**Task instructions**
Each line of the records needs to come back exactly as written.

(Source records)
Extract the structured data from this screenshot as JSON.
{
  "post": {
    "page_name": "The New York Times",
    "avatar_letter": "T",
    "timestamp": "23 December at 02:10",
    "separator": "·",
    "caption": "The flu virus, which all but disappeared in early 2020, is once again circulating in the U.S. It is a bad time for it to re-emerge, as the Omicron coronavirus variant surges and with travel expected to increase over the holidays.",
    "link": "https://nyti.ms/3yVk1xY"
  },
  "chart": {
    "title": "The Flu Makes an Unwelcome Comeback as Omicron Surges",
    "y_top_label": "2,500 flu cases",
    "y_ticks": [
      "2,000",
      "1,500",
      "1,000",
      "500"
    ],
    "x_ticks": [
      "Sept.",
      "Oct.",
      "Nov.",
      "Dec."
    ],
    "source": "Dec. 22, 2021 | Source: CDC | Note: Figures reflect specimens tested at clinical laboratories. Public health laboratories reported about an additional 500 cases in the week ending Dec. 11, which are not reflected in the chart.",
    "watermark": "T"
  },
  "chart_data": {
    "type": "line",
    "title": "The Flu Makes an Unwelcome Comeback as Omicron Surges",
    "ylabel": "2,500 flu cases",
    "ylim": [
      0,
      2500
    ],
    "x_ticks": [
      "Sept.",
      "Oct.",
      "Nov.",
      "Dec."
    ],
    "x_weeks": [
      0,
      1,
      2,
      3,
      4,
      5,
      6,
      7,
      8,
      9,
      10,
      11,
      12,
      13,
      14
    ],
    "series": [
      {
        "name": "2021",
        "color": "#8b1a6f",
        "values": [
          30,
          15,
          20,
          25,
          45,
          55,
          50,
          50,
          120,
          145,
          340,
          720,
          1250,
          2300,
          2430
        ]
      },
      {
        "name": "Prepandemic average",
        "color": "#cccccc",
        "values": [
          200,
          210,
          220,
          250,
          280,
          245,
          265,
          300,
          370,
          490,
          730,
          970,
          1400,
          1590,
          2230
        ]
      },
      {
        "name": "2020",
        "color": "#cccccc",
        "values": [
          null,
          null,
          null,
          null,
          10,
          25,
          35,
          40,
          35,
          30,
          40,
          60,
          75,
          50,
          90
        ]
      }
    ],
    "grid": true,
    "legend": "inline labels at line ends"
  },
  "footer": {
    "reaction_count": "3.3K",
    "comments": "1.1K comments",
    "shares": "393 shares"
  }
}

**Task solution**
Extract the structured data from this screenshot as JSON.
{
  "post": {
    "page_name": "The New York Times",
    "avatar_letter": "T",
    "timestamp": "23 December at 02:10",
    "separator": "·",
    "caption": "The flu virus, which all but disappeared in early 2020, is once again circulating in the U.S. It is a bad time for it to re-emerge, as the Omicron coronavirus variant surges and with travel expected to increase over the holidays.",
    "link": "https://nyti.ms/3yVk1xY"
  },
  "chart": {
    "title": "The Flu Makes an Unwelcome Comeback as Omicron Surges",
    "y_top_label": "2,500 flu cases",
    "y_ticks": [
      "2,000",
      "1,500",
      "1,000",
      "500"
    ],
    "x_ticks": [
      "Sept.",
      "Oct.",
      "Nov.",
      "Dec."
    ],
    "source": "Dec. 22, 2021 | Source: CDC | Note: Figures reflect specimens tested at clinical laboratories. Public health laboratories reported about an additional 500 cases in the week ending Dec. 11, which are not reflected in the chart.",
    "watermark": "T"
  },
  "chart_data": {
    "type": "line",
    "title": "The Flu Makes an Unwelcome Comeback as Omicron Surges",
    "ylabel": "2,500 flu cases",
    "ylim": [
      0,
      2500
    ],
    "x_ticks": [
      "Sept.",
      "Oct.",
      "Nov.",
      "Dec."
    ],
    "x_weeks": [
      0,
      1,
      2,
      3,
      4,
      5,
      6,
      7,
      8,
      9,
      10,
      11,
      12,
      13,
      14
    ],
    "series": [
      {
        "name": "2021",
        "color": "#8b1a6f",
        "values": [
          30,
          15,
          20,
          25,
          45,
          55,
          50,
          50,
          120,
          145,
          340,
          720,
          1250,
          2300,
          2430
        ]
      },
      {
        "name": "Prepandemic average",
        "color": "#cccccc",
        "values": [
          200,
          210,
          220,
          250,
          280,
          245,
          265,
          300,
          370,
          490,
          730,
          970,
          1400,
          1590,
          2230
        ]
      },
      {
        "name": "2020",
        "color": "#cccccc",
        "values": [
          null,
          null,
          null,
          null,
          10,
          25,
          35,
          40,
          35,
          30,
          40,
          60,
          75,
          50,
          90
        ]
      }
    ],
    "grid": true,
    "legend": "inline labels at line ends"
  },
  "footer": {
    "reaction_count": "3.3K",
    "comments": "1.1K comments",
    "shares": "393 shares"
  }
}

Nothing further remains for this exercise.